> _TASK DETAILS_: Copy the data precisely, keeping every character.

----------------------------------------

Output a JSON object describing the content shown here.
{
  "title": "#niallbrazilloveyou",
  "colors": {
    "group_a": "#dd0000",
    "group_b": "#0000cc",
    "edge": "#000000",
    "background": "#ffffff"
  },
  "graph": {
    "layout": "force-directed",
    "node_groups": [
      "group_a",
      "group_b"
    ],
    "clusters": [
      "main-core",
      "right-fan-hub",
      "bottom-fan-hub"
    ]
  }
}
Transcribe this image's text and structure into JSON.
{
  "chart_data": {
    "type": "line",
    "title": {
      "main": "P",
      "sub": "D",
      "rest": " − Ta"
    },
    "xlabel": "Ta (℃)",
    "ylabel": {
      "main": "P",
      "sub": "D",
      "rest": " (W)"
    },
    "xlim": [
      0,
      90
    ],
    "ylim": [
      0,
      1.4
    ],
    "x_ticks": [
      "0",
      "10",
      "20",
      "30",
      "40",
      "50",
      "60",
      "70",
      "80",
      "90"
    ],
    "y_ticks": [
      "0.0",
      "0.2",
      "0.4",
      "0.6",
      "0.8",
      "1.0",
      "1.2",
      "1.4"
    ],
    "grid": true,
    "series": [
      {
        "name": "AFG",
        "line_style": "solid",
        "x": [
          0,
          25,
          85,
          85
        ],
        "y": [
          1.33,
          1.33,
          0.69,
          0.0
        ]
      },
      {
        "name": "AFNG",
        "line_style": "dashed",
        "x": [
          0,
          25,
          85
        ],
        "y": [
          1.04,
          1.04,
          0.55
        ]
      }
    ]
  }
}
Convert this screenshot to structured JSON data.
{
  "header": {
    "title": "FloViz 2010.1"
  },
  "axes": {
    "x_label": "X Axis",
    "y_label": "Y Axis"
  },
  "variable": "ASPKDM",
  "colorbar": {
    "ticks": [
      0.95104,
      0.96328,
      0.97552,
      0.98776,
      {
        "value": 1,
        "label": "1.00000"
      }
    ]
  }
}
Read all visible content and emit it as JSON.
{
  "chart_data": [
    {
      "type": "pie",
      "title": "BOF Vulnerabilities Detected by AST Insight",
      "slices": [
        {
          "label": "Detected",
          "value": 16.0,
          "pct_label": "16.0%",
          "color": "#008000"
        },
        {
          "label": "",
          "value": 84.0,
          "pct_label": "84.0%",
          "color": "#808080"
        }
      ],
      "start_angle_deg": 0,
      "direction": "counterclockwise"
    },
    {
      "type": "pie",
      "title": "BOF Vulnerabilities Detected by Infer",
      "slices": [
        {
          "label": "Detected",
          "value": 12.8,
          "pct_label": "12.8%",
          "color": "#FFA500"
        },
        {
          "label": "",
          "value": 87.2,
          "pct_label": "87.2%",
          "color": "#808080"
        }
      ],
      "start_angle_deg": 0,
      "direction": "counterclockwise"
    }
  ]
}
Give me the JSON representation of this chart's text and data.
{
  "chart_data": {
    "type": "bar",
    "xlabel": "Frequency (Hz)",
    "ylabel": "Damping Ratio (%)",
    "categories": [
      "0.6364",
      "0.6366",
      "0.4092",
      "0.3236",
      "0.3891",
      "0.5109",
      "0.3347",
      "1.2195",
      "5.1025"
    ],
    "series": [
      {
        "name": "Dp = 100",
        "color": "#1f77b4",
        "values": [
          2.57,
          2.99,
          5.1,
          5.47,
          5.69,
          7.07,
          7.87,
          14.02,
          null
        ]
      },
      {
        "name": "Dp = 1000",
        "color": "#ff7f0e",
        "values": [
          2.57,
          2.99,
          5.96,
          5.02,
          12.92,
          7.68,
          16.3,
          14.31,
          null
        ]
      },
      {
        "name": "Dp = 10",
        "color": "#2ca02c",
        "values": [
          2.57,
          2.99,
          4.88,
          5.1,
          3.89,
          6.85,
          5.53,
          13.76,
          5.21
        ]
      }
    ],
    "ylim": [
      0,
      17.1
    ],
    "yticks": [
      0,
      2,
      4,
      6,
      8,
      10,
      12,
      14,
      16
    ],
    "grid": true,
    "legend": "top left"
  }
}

----------------------------------------

> _RIGHT ANSWER_:
Output a JSON object describing the content shown here.
{
  "title": "#niallbrazilloveyou",
  "colors": {
    "group_a": "#dd0000",
    "group_b": "#0000cc",
    "edge": "#000000",
    "background": "#ffffff"
  },
  "graph": {
    "layout": "force-directed",
    "node_groups": [
      "group_a",
      "group_b"
    ],
    "clusters": [
      "main-core",
      "right-fan-hub",
      "bottom-fan-hub"
    ]
  }
}
Transcribe this image's text and structure into JSON.
{
  "chart_data": {
    "type": "line",
    "title": {
      "main": "P",
      "sub": "D",
      "rest": " − Ta"
    },
    "xlabel": "Ta (℃)",
    "ylabel": {
      "main": "P",
      "sub": "D",
      "rest": " (W)"
    },
    "xlim": [
      0,
      90
    ],
    "ylim": [
      0,
      1.4
    ],
    "x_ticks": [
      "0",
      "10",
      "20",
      "30",
      "40",
      "50",
      "60",
      "70",
      "80",
      "90"
    ],
    "y_ticks": [
      "0.0",
      "0.2",
      "0.4",
      "0.6",
      "0.8",
      "1.0",
      "1.2",
      "1.4"
    ],
    "grid": true,
    "series": [
      {
        "name": "AFG",
        "line_style": "solid",
        "x": [
          0,
          25,
          85,
          85
        ],
        "y": [
          1.33,
          1.33,
          0.69,
          0.0
        ]
      },
      {
        "name": "AFNG",
        "line_style": "dashed",
        "x": [
          0,
          25,
          85
        ],
        "y": [
          1.04,
          1.04,
          0.55
        ]
      }
    ]
  }
}
Convert this screenshot to structured JSON data.
{
  "header": {
    "title": "FloViz 2010.1"
  },
  "axes": {
    "x_label": "X Axis",
    "y_label": "Y Axis"
  },
  "variable": "ASPKDM",
  "colorbar": {
    "ticks": [
      0.95104,
      0.96328,
      0.97552,
      0.98776,
      {
        "value": 1,
        "label": "1.00000"
      }
    ]
  }
}
Read all visible content and emit it as JSON.
{
  "chart_data": [
    {
      "type": "pie",
      "title": "BOF Vulnerabilities Detected by AST Insight",
      "slices": [
        {
          "label": "Detected",
          "value": 16.0,
          "pct_label": "16.0%",
          "color": "#008000"
        },
        {
          "label": "",
          "value": 84.0,
          "pct_label": "84.0%",
          "color": "#808080"
        }
      ],
      "start_angle_deg": 0,
      "direction": "counterclockwise"
    },
    {
      "type": "pie",
      "title": "BOF Vulnerabilities Detected by Infer",
      "slices": [
        {
          "label": "Detected",
          "value": 12.8,
          "pct_label": "12.8%",
          "color": "#FFA500"
        },
        {
          "label": "",
          "value": 87.2,
          "pct_label": "87.2%",
          "color": "#808080"
        }
      ],
      "start_angle_deg": 0,
      "direction": "counterclockwise"
    }
  ]
}
Give me the JSON representation of this chart's text and data.
{
  "chart_data": {
    "type": "bar",
    "xlabel": "Frequency (Hz)",
    "ylabel": "Damping Ratio (%)",
    "categories": [
      "0.6364",
      "0.6366",
      "0.4092",
      "0.3236",
      "0.3891",
      "0.5109",
      "0.3347",
      "1.2195",
      "5.1025"
    ],
    "series": [
      {
        "name": "Dp = 100",
        "color": "#1f77b4",
        "values": [
          2.57,
          2.99,
          5.1,
          5.47,
          5.69,
          7.07,
          7.87,
          14.02,
          null
        ]
      },
      {
        "name": "Dp = 1000",
        "color": "#ff7f0e",
        "values": [
          2.57,
          2.99,
          5.96,
          5.02,
          12.92,
          7.68,
          16.3,
          14.31,
          null
        ]
      },
      {
        "name": "Dp = 10",
        "color": "#2ca02c",
        "values": [
          2.57,
          2.99,
          4.88,
          5.1,
          3.89,
          6.85,
          5.53,
          13.76,
          5.21
        ]
      }
    ],
    "ylim": [
      0,
      17.1
    ],
    "yticks": [
      0,
      2,
      4,
      6,
      8,
      10,
      12,
      14,
      16
    ],
    "grid": true,
    "legend": "top left"
  }
}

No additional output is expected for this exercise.